_STATED EXERCISE_. In the records below, copy out word for word the lines that begin with the one containing "velocity-cell [217,270,227,277]" and end after the one containing "velocity-cell [110,261,121,273]", including both of those lines.

_INPUT_.
★ ★ ★

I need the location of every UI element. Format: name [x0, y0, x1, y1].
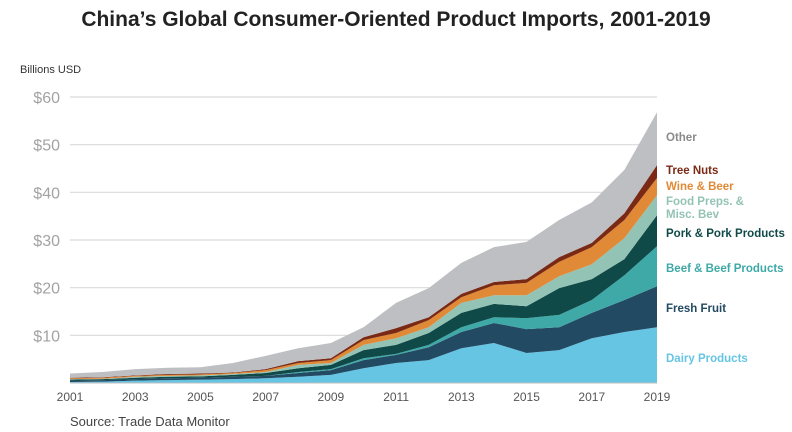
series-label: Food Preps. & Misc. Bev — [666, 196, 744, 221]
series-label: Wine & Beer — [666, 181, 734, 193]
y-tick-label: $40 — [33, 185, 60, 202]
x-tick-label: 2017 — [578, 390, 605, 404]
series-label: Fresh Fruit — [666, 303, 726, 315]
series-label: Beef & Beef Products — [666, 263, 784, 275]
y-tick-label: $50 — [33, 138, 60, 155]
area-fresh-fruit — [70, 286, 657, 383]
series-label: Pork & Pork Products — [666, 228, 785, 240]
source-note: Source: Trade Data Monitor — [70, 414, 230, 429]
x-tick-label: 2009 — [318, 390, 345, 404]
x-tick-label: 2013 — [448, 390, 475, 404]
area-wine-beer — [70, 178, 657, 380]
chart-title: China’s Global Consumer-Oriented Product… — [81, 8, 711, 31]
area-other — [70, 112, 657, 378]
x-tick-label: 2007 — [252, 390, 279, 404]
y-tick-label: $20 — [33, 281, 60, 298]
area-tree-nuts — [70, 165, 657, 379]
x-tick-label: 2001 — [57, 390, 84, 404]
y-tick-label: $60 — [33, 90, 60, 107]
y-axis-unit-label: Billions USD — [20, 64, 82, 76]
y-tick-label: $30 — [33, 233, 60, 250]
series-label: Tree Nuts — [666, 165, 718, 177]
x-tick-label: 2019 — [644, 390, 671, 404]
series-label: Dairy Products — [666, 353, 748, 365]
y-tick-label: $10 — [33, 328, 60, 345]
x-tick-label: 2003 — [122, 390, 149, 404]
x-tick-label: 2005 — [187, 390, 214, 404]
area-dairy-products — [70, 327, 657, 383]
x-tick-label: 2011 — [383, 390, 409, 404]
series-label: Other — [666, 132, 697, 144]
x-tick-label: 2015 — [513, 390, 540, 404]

★ ★ ★

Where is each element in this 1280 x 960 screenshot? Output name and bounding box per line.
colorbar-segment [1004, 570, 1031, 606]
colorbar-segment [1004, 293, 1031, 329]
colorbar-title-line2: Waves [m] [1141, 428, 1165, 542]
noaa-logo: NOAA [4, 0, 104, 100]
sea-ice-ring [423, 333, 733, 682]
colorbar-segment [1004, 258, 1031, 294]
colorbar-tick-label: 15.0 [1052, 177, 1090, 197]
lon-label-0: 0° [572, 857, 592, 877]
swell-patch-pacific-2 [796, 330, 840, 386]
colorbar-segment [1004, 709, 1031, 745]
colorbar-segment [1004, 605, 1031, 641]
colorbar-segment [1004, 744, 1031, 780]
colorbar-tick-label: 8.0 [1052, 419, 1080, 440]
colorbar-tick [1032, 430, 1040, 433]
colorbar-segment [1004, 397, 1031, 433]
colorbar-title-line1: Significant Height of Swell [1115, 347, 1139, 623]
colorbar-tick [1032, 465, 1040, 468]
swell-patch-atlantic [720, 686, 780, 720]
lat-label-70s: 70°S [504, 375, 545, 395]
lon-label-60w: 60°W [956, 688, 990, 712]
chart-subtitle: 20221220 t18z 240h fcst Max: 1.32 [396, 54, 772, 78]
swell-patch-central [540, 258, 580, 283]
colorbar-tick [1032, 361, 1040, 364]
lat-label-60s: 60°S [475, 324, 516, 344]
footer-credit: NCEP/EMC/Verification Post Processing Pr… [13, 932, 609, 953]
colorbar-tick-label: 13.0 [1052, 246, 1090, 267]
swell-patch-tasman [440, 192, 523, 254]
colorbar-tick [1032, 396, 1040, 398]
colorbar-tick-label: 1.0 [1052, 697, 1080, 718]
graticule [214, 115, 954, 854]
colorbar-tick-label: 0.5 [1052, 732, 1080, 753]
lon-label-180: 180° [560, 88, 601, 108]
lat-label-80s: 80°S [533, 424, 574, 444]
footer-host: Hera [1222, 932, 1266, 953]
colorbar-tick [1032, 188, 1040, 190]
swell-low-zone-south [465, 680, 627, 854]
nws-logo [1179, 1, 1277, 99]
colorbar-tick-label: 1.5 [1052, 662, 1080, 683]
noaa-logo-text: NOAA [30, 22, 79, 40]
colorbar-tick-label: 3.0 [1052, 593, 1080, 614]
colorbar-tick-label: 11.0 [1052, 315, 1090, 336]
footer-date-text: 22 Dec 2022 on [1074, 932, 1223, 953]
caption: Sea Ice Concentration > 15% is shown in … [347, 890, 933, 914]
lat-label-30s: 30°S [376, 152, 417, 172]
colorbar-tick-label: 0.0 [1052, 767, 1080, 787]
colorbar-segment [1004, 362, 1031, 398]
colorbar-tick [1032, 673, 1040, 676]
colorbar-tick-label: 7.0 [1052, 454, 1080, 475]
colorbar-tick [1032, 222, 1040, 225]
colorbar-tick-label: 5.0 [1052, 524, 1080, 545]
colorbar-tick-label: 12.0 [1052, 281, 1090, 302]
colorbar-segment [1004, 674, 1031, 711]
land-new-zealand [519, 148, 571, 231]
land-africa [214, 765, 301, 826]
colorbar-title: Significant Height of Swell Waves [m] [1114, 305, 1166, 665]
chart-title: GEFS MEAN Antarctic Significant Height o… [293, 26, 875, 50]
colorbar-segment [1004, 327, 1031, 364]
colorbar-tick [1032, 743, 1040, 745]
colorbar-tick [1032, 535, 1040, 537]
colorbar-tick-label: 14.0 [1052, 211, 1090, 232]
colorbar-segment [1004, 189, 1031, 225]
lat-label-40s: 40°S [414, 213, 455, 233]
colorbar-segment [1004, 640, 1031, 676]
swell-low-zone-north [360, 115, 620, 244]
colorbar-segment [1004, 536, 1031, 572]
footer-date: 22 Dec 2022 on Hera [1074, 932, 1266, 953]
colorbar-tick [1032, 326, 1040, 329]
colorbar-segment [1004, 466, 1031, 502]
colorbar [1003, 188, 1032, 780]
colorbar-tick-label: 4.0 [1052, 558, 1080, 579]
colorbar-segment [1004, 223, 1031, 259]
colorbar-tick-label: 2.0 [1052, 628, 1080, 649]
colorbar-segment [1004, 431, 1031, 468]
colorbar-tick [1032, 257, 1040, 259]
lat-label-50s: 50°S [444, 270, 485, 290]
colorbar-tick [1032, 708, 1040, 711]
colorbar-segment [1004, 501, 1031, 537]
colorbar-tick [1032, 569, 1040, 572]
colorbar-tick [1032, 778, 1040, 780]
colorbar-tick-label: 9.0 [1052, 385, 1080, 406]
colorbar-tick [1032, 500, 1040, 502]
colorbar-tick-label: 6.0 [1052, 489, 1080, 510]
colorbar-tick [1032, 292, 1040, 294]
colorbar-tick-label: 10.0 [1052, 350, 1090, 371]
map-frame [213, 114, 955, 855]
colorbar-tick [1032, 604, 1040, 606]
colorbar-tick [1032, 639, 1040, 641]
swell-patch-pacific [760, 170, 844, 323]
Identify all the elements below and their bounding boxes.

★ ★ ★

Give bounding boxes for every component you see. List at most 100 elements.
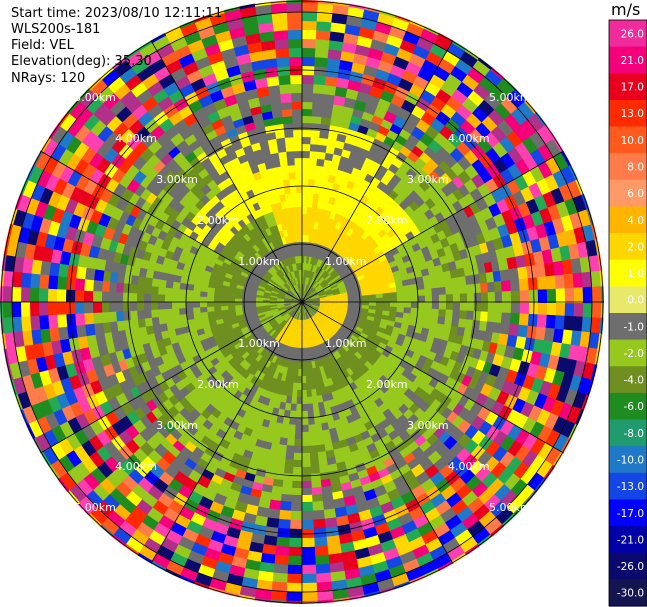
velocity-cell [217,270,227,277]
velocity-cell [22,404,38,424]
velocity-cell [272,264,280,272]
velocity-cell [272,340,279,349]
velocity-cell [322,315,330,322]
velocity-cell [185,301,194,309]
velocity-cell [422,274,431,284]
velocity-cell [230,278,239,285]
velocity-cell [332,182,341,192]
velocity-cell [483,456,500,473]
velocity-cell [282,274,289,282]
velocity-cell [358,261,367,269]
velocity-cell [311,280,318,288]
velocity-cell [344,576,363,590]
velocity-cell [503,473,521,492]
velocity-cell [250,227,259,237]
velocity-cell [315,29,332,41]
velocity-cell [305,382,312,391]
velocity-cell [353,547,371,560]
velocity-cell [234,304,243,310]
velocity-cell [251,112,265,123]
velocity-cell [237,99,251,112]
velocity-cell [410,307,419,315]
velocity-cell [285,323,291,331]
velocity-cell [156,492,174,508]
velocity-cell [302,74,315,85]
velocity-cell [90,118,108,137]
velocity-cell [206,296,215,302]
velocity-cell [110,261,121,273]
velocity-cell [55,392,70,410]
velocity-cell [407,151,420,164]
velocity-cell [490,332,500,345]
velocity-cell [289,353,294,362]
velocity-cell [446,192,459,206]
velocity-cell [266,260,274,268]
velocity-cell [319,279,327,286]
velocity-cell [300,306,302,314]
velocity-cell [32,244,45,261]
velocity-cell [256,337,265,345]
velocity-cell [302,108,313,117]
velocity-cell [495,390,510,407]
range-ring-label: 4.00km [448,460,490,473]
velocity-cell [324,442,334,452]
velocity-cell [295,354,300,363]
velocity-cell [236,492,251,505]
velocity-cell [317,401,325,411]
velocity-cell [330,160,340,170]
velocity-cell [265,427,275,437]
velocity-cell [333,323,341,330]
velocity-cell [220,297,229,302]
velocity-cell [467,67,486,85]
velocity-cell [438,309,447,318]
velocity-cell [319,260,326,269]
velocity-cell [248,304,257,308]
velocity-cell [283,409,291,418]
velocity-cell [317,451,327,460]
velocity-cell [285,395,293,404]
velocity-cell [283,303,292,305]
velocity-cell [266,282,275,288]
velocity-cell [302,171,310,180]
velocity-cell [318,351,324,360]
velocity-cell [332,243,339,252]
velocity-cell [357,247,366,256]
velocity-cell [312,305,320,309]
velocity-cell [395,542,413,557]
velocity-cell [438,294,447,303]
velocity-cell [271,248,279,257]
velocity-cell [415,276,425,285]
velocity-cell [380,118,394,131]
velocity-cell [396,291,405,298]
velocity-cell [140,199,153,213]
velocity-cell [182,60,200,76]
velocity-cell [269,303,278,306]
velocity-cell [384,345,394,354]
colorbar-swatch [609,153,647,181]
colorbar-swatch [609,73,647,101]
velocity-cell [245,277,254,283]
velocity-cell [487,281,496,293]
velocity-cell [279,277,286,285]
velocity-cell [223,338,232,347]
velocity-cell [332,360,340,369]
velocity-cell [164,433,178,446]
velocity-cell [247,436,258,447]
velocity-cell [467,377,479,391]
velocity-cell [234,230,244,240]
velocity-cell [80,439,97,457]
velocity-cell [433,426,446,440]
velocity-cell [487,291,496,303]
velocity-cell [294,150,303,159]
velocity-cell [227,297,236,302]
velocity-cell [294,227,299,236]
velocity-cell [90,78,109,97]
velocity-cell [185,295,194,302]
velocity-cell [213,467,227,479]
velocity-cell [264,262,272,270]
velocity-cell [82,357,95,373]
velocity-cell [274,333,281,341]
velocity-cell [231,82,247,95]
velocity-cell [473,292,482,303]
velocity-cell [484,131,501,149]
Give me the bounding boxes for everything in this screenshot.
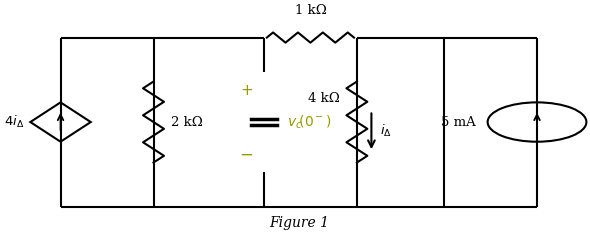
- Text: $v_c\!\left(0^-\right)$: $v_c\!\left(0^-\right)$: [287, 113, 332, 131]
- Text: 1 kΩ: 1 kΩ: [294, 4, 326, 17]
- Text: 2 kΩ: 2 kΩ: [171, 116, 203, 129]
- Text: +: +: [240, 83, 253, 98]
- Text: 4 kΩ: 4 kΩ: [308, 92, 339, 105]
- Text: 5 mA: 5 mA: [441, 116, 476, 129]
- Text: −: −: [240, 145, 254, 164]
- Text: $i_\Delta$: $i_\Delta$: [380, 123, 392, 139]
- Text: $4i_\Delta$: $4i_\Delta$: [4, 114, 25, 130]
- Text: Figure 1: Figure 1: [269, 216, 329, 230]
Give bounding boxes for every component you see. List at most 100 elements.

★ ★ ★

_WRITTEN REPLY_.
velocity-cell [217,270,227,277]
velocity-cell [22,404,38,424]
velocity-cell [272,264,280,272]
velocity-cell [272,340,279,349]
velocity-cell [322,315,330,322]
velocity-cell [185,301,194,309]
velocity-cell [422,274,431,284]
velocity-cell [230,278,239,285]
velocity-cell [332,182,341,192]
velocity-cell [483,456,500,473]
velocity-cell [282,274,289,282]
velocity-cell [358,261,367,269]
velocity-cell [311,280,318,288]
velocity-cell [344,576,363,590]
velocity-cell [503,473,521,492]
velocity-cell [250,227,259,237]
velocity-cell [315,29,332,41]
velocity-cell [305,382,312,391]
velocity-cell [353,547,371,560]
velocity-cell [234,304,243,310]
velocity-cell [251,112,265,123]
velocity-cell [237,99,251,112]
velocity-cell [410,307,419,315]
velocity-cell [285,323,291,331]
velocity-cell [156,492,174,508]
velocity-cell [302,74,315,85]
velocity-cell [90,118,108,137]
velocity-cell [206,296,215,302]
velocity-cell [110,261,121,273]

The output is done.